_Data provided_
· · ·
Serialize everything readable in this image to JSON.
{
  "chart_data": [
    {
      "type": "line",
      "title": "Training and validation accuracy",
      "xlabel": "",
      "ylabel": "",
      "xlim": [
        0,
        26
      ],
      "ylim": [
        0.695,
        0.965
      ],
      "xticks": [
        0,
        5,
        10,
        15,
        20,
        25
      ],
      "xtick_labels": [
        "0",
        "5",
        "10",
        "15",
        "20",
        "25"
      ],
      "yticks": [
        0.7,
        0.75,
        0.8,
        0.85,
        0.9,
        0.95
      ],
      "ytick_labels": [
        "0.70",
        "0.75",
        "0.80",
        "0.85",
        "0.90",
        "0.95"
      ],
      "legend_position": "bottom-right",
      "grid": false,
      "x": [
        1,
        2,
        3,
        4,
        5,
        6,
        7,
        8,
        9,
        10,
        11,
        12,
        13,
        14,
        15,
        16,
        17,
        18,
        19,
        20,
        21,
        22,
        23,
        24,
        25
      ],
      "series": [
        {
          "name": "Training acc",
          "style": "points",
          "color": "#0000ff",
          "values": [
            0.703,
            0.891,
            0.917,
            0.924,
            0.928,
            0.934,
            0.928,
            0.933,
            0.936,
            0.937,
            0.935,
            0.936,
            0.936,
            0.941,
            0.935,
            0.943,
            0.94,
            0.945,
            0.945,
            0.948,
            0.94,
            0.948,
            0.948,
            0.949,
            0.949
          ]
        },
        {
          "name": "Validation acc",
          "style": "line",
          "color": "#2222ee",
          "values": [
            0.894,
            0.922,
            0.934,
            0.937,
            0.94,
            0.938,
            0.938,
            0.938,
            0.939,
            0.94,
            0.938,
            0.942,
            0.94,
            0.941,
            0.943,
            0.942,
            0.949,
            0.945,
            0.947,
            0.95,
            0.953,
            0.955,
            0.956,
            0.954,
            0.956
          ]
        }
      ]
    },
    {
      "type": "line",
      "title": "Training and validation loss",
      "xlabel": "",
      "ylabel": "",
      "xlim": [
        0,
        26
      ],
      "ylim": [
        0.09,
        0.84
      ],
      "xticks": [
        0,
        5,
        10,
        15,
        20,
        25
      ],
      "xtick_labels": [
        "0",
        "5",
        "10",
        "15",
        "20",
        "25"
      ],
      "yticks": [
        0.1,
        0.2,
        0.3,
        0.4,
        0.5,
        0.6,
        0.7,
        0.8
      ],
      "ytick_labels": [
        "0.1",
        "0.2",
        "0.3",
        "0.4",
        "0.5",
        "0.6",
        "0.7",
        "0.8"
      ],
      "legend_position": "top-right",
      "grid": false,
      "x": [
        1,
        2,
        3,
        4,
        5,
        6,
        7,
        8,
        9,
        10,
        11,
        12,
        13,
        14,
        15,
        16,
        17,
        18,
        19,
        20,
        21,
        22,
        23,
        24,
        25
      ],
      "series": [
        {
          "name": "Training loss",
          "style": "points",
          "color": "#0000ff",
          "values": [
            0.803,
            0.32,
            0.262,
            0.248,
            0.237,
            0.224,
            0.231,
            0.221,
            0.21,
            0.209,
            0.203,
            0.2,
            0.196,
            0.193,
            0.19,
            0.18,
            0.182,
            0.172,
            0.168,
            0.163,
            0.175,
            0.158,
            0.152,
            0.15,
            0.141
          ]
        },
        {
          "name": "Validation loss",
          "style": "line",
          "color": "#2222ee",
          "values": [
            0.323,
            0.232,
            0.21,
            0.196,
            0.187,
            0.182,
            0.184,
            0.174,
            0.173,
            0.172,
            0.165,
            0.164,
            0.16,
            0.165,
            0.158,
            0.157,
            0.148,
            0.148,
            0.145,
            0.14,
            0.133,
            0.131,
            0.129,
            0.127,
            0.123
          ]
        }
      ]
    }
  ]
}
· · ·
From the preceding material, extract every line exactly.

_Written reply_
Serialize everything readable in this image to JSON.
{
  "chart_data": [
    {
      "type": "line",
      "title": "Training and validation accuracy",
      "xlabel": "",
      "ylabel": "",
      "xlim": [
        0,
        26
      ],
      "ylim": [
        0.695,
        0.965
      ],
      "xticks": [
        0,
        5,
        10,
        15,
        20,
        25
      ],
      "xtick_labels": [
        "0",
        "5",
        "10",
        "15",
        "20",
        "25"
      ],
      "yticks": [
        0.7,
        0.75,
        0.8,
        0.85,
        0.9,
        0.95
      ],
      "ytick_labels": [
        "0.70",
        "0.75",
        "0.80",
        "0.85",
        "0.90",
        "0.95"
      ],
      "legend_position": "bottom-right",
      "grid": false,
      "x": [
        1,
        2,
        3,
        4,
        5,
        6,
        7,
        8,
        9,
        10,
        11,
        12,
        13,
        14,
        15,
        16,
        17,
        18,
        19,
        20,
        21,
        22,
        23,
        24,
        25
      ],
      "series": [
        {
          "name": "Training acc",
          "style": "points",
          "color": "#0000ff",
          "values": [
            0.703,
            0.891,
            0.917,
            0.924,
            0.928,
            0.934,
            0.928,
            0.933,
            0.936,
            0.937,
            0.935,
            0.936,
            0.936,
            0.941,
            0.935,
            0.943,
            0.94,
            0.945,
            0.945,
            0.948,
            0.94,
            0.948,
            0.948,
            0.949,
            0.949
          ]
        },
        {
          "name": "Validation acc",
          "style": "line",
          "color": "#2222ee",
          "values": [
            0.894,
            0.922,
            0.934,
            0.937,
            0.94,
            0.938,
            0.938,
            0.938,
            0.939,
            0.94,
            0.938,
            0.942,
            0.94,
            0.941,
            0.943,
            0.942,
            0.949,
            0.945,
            0.947,
            0.95,
            0.953,
            0.955,
            0.956,
            0.954,
            0.956
          ]
        }
      ]
    },
    {
      "type": "line",
      "title": "Training and validation loss",
      "xlabel": "",
      "ylabel": "",
      "xlim": [
        0,
        26
      ],
      "ylim": [
        0.09,
        0.84
      ],
      "xticks": [
        0,
        5,
        10,
        15,
        20,
        25
      ],
      "xtick_labels": [
        "0",
        "5",
        "10",
        "15",
        "20",
        "25"
      ],
      "yticks": [
        0.1,
        0.2,
        0.3,
        0.4,
        0.5,
        0.6,
        0.7,
        0.8
      ],
      "ytick_labels": [
        "0.1",
        "0.2",
        "0.3",
        "0.4",
        "0.5",
        "0.6",
        "0.7",
        "0.8"
      ],
      "legend_position": "top-right",
      "grid": false,
      "x": [
        1,
        2,
        3,
        4,
        5,
        6,
        7,
        8,
        9,
        10,
        11,
        12,
        13,
        14,
        15,
        16,
        17,
        18,
        19,
        20,
        21,
        22,
        23,
        24,
        25
      ],
      "series": [
        {
          "name": "Training loss",
          "style": "points",
          "color": "#0000ff",
          "values": [
            0.803,
            0.32,
            0.262,
            0.248,
            0.237,
            0.224,
            0.231,
            0.221,
            0.21,
            0.209,
            0.203,
            0.2,
            0.196,
            0.193,
            0.19,
            0.18,
            0.182,
            0.172,
            0.168,
            0.163,
            0.175,
            0.158,
            0.152,
            0.15,
            0.141
          ]
        },
        {
          "name": "Validation loss",
          "style": "line",
          "color": "#2222ee",
          "values": [
            0.323,
            0.232,
            0.21,
            0.196,
            0.187,
            0.182,
            0.184,
            0.174,
            0.173,
            0.172,
            0.165,
            0.164,
            0.16,
            0.165,
            0.158,
            0.157,
            0.148,
            0.148,
            0.145,
            0.14,
            0.133,
            0.131,
            0.129,
            0.127,
            0.123
          ]
        }
      ]
    }
  ]
}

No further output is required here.